* What you should do *
Within the records below, how many lines contain "Frieden"? The answer is that number alone.

* Record set *
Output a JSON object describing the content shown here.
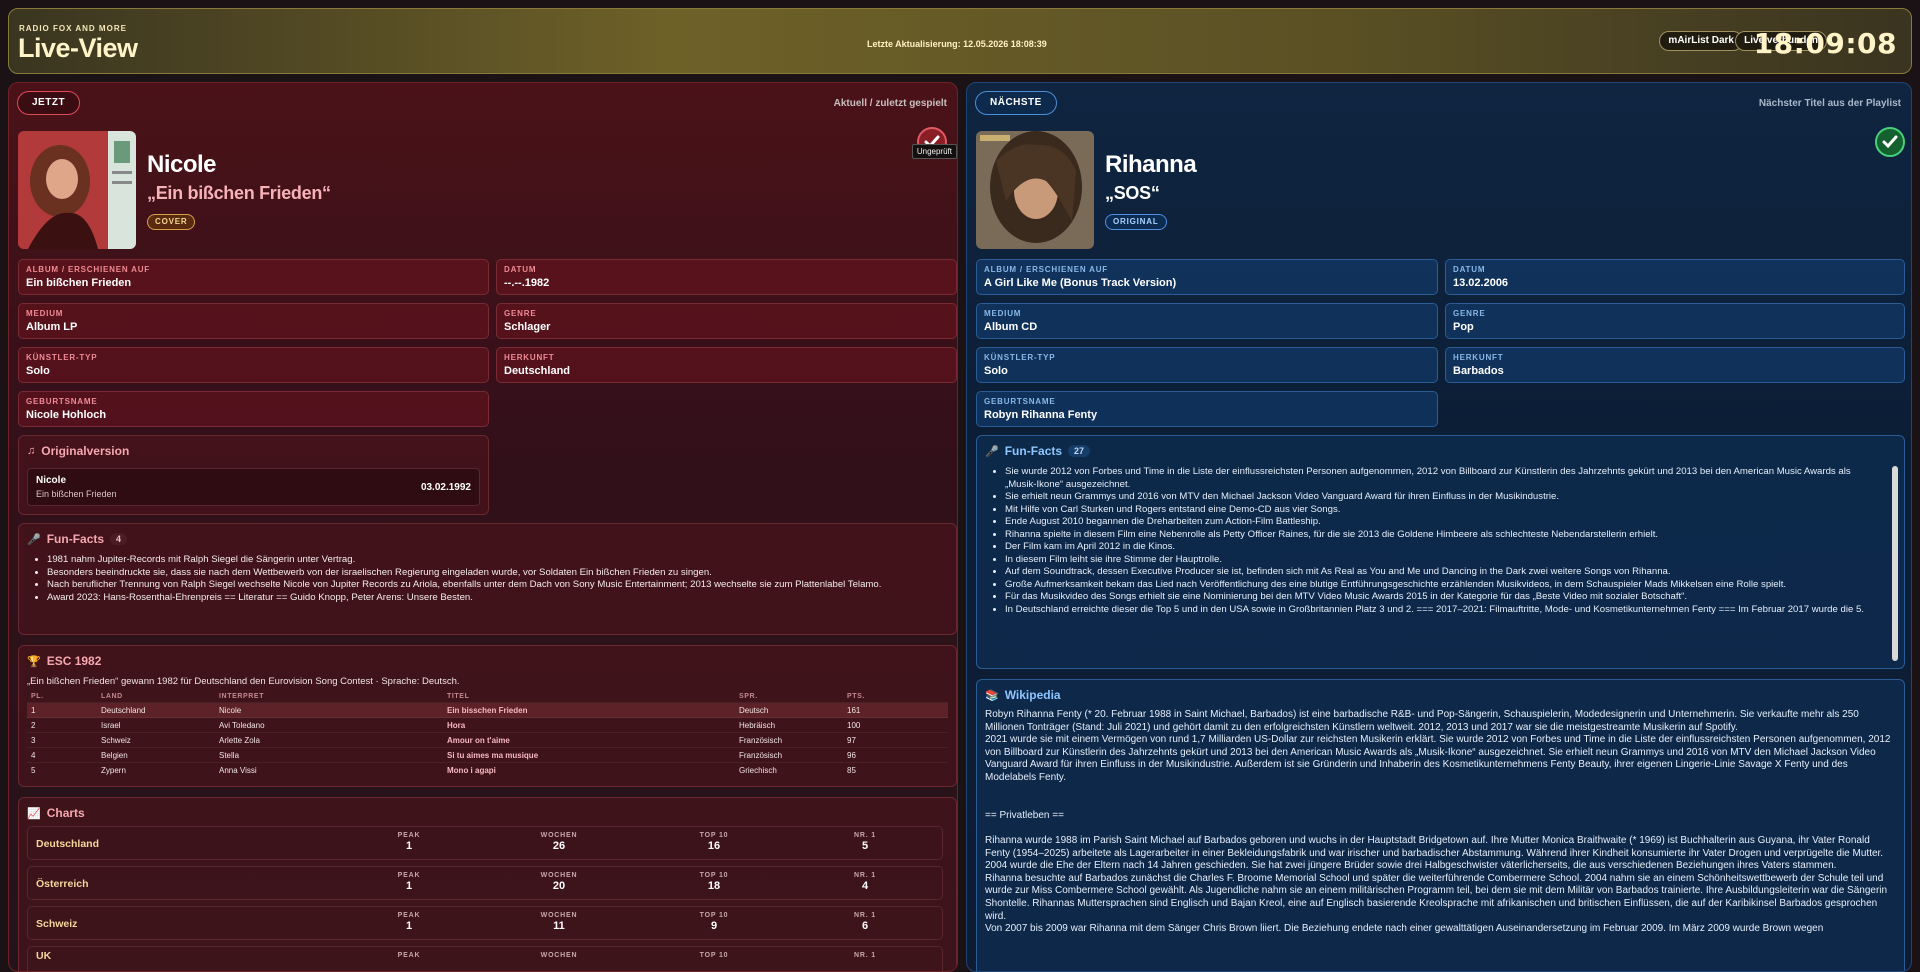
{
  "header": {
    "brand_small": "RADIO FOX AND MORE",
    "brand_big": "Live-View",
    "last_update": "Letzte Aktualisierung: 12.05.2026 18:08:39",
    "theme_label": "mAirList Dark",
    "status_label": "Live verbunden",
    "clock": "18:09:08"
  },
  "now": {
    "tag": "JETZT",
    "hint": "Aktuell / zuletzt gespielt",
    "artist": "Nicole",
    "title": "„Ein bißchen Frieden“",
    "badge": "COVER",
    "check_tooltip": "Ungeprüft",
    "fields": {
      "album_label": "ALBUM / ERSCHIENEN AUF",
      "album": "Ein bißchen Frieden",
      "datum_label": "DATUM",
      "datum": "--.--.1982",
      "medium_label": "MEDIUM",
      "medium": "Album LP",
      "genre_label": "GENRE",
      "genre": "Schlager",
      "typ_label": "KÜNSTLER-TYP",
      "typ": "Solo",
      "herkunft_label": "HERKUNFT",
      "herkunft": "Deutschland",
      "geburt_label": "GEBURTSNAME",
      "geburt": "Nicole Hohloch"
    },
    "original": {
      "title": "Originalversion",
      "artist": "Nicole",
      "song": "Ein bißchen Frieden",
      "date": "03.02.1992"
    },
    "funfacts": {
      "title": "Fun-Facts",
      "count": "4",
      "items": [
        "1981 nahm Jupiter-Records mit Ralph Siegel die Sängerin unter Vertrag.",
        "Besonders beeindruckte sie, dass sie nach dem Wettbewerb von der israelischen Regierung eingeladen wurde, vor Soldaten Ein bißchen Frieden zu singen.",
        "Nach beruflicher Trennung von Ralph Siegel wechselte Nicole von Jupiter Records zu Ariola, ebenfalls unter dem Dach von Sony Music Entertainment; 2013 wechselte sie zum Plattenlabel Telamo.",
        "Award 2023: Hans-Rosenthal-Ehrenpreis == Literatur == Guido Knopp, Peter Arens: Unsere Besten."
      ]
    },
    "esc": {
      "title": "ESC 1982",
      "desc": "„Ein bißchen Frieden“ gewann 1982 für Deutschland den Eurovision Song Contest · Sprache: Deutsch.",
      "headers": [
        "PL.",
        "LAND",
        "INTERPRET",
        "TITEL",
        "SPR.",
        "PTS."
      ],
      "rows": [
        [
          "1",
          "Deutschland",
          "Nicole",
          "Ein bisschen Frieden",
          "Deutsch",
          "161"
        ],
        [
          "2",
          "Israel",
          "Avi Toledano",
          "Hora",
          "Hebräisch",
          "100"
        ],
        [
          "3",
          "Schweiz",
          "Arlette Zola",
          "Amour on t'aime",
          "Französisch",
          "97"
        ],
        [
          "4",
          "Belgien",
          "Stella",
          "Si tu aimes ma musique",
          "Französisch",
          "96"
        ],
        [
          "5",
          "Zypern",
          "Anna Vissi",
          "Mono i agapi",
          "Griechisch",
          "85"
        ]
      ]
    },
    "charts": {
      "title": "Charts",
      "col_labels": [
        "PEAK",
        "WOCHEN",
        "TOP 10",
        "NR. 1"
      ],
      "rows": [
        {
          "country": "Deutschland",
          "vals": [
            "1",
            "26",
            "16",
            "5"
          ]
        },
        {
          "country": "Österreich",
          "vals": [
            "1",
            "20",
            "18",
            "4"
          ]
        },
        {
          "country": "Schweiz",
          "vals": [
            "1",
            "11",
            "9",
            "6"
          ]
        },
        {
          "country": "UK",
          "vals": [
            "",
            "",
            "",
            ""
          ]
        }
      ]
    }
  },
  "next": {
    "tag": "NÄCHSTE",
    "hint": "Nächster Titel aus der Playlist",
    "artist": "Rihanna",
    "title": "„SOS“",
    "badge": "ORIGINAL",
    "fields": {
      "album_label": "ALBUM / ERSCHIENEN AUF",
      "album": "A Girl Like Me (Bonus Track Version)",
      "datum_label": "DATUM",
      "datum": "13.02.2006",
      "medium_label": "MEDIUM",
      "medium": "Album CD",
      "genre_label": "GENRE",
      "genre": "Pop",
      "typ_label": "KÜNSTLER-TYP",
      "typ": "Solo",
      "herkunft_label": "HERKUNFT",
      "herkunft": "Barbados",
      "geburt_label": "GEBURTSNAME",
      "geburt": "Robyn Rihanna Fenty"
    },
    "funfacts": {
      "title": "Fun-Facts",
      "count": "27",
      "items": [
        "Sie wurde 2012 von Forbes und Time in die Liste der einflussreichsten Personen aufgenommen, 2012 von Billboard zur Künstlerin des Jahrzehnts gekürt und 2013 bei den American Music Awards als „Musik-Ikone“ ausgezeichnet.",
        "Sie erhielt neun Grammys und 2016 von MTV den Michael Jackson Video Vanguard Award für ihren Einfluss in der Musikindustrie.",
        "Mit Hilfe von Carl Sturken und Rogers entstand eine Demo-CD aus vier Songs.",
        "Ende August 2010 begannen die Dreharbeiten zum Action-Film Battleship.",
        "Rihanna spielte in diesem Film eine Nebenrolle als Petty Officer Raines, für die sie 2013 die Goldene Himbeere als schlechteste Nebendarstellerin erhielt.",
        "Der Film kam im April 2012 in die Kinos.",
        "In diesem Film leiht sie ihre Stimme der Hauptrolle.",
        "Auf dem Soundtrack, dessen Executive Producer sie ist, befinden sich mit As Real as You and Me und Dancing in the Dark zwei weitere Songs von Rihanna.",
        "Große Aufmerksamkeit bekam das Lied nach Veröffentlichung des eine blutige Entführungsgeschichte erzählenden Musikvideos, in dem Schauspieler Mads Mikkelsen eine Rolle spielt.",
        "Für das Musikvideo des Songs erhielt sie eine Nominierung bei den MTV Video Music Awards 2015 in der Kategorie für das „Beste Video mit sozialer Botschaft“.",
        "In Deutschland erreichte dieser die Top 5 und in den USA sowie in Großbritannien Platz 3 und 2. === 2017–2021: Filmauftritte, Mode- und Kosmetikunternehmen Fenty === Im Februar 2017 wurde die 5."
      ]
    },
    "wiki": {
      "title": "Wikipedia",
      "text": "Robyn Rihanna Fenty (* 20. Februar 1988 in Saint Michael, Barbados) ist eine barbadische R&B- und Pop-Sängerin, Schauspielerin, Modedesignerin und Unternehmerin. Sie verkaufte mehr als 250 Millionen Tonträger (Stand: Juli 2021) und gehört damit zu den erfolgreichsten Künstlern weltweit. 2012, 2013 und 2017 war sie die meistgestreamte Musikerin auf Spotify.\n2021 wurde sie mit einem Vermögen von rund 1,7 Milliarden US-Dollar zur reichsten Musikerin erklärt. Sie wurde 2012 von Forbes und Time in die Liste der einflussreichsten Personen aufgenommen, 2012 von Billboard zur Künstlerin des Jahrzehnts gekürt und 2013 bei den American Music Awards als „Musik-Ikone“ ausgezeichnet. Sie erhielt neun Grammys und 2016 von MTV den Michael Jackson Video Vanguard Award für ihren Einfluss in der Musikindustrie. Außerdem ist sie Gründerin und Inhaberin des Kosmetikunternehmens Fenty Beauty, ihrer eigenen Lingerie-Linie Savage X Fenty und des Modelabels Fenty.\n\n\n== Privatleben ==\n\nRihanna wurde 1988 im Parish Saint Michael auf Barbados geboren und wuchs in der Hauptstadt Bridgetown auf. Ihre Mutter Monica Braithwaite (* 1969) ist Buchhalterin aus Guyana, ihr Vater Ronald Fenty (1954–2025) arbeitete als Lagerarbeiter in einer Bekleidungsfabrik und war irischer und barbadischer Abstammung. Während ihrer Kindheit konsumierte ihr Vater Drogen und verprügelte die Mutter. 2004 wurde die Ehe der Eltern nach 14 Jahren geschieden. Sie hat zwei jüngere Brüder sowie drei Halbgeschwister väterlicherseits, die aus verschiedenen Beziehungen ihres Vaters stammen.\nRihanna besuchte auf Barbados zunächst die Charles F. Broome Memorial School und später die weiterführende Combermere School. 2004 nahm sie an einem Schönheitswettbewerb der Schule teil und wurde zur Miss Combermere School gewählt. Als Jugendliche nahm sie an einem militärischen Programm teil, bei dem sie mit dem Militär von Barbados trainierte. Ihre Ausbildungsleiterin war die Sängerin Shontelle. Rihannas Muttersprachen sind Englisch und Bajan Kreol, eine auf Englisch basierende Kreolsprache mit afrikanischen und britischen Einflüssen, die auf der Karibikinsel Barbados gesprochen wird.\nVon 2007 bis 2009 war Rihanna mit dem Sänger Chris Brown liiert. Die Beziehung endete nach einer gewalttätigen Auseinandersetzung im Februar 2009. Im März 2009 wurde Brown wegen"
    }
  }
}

* Output for this task *
6